Retype all of the listing exactly, passing over any picture you find.

▶ [DATA ROWS]
• • •
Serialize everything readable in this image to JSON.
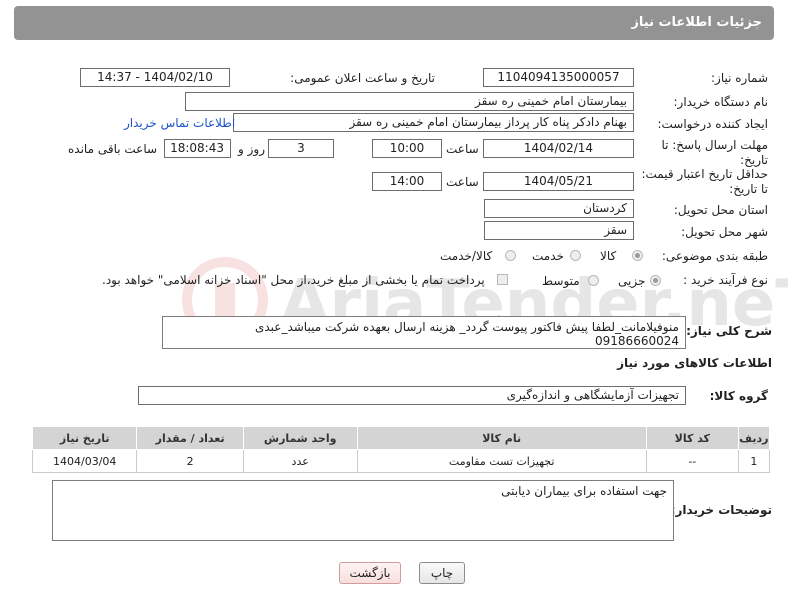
{
  "header": {
    "title": "جزئیات اطلاعات نیاز"
  },
  "fields": {
    "need_number_label": "شماره نیاز:",
    "need_number": "1104094135000057",
    "announce_label": "تاریخ و ساعت اعلان عمومی:",
    "announce_value": "1404/02/10 - 14:37",
    "buyer_org_label": "نام دستگاه خریدار:",
    "buyer_org": "بیمارستان امام خمینی  ره  سقز",
    "creator_label": "ایجاد کننده درخواست:",
    "creator": "بهنام دادکر پناه کار پرداز بیمارستان امام خمینی  ره  سقز",
    "contact_link": "اطلاعات تماس خریدار",
    "reply_deadline_label_1": "مهلت ارسال پاسخ: تا",
    "reply_deadline_label_2": "تاریخ:",
    "reply_date": "1404/02/14",
    "time_label": "ساعت",
    "reply_time": "10:00",
    "days_value": "3",
    "days_label": "روز و",
    "remaining_time": "18:08:43",
    "remaining_label": "ساعت باقی مانده",
    "price_validity_label_1": "حداقل تاریخ اعتبار قیمت:",
    "price_validity_label_2": "تا تاریخ:",
    "validity_date": "1404/05/21",
    "validity_time": "14:00",
    "province_label": "استان محل تحویل:",
    "province": "کردستان",
    "city_label": "شهر محل تحویل:",
    "city": "سقز",
    "category_label": "طبقه بندی موضوعی:",
    "category_options": [
      "کالا",
      "خدمت",
      "کالا/خدمت"
    ],
    "category_selected": "کالا",
    "purchase_type_label": "نوع فرآیند خرید :",
    "purchase_options": [
      "جزیی",
      "متوسط"
    ],
    "purchase_selected": "جزیی",
    "payment_note": "پرداخت تمام یا بخشی از مبلغ خرید،از محل \"اسناد خزانه اسلامی\" خواهد بود."
  },
  "description": {
    "label": "شرح کلی نیاز:",
    "text": "منوفیلامانت_لطفا پیش فاکتور پیوست گردد_ هزینه ارسال بعهده شرکت میباشد_عبدی 09186660024"
  },
  "goods_section": {
    "title": "اطلاعات کالاهای مورد نیاز",
    "group_label": "گروه کالا:",
    "group_value": "تجهیزات آزمایشگاهی و اندازه‌گیری"
  },
  "table": {
    "headers": [
      "ردیف",
      "کد کالا",
      "نام کالا",
      "واحد شمارش",
      "تعداد / مقدار",
      "تاریخ نیاز"
    ],
    "rows": [
      [
        "1",
        "--",
        "تجهیزات تست مقاومت",
        "عدد",
        "2",
        "1404/03/04"
      ]
    ]
  },
  "buyer_notes": {
    "label": "توضیحات خریدار:",
    "text": "جهت استفاده برای بیماران دیابتی"
  },
  "buttons": {
    "print": "چاپ",
    "back": "بازگشت"
  },
  "colors": {
    "header_bg": "#939393",
    "link": "#1d53c9",
    "table_header": "#d4d4d4"
  }
}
• • •
▶ [RESPONSE TO THE EXERCISE]
Serialize everything readable in this image to JSON.
{
  "header": {
    "title": "جزئیات اطلاعات نیاز"
  },
  "fields": {
    "need_number_label": "شماره نیاز:",
    "need_number": "1104094135000057",
    "announce_label": "تاریخ و ساعت اعلان عمومی:",
    "announce_value": "1404/02/10 - 14:37",
    "buyer_org_label": "نام دستگاه خریدار:",
    "buyer_org": "بیمارستان امام خمینی  ره  سقز",
    "creator_label": "ایجاد کننده درخواست:",
    "creator": "بهنام دادکر پناه کار پرداز بیمارستان امام خمینی  ره  سقز",
    "contact_link": "اطلاعات تماس خریدار",
    "reply_deadline_label_1": "مهلت ارسال پاسخ: تا",
    "reply_deadline_label_2": "تاریخ:",
    "reply_date": "1404/02/14",
    "time_label": "ساعت",
    "reply_time": "10:00",
    "days_value": "3",
    "days_label": "روز و",
    "remaining_time": "18:08:43",
    "remaining_label": "ساعت باقی مانده",
    "price_validity_label_1": "حداقل تاریخ اعتبار قیمت:",
    "price_validity_label_2": "تا تاریخ:",
    "validity_date": "1404/05/21",
    "validity_time": "14:00",
    "province_label": "استان محل تحویل:",
    "province": "کردستان",
    "city_label": "شهر محل تحویل:",
    "city": "سقز",
    "category_label": "طبقه بندی موضوعی:",
    "category_options": [
      "کالا",
      "خدمت",
      "کالا/خدمت"
    ],
    "category_selected": "کالا",
    "purchase_type_label": "نوع فرآیند خرید :",
    "purchase_options": [
      "جزیی",
      "متوسط"
    ],
    "purchase_selected": "جزیی",
    "payment_note": "پرداخت تمام یا بخشی از مبلغ خرید،از محل \"اسناد خزانه اسلامی\" خواهد بود."
  },
  "description": {
    "label": "شرح کلی نیاز:",
    "text": "منوفیلامانت_لطفا پیش فاکتور پیوست گردد_ هزینه ارسال بعهده شرکت میباشد_عبدی 09186660024"
  },
  "goods_section": {
    "title": "اطلاعات کالاهای مورد نیاز",
    "group_label": "گروه کالا:",
    "group_value": "تجهیزات آزمایشگاهی و اندازه‌گیری"
  },
  "table": {
    "headers": [
      "ردیف",
      "کد کالا",
      "نام کالا",
      "واحد شمارش",
      "تعداد / مقدار",
      "تاریخ نیاز"
    ],
    "rows": [
      [
        "1",
        "--",
        "تجهیزات تست مقاومت",
        "عدد",
        "2",
        "1404/03/04"
      ]
    ]
  },
  "buyer_notes": {
    "label": "توضیحات خریدار:",
    "text": "جهت استفاده برای بیماران دیابتی"
  },
  "buttons": {
    "print": "چاپ",
    "back": "بازگشت"
  },
  "colors": {
    "header_bg": "#939393",
    "link": "#1d53c9",
    "table_header": "#d4d4d4"
  }
}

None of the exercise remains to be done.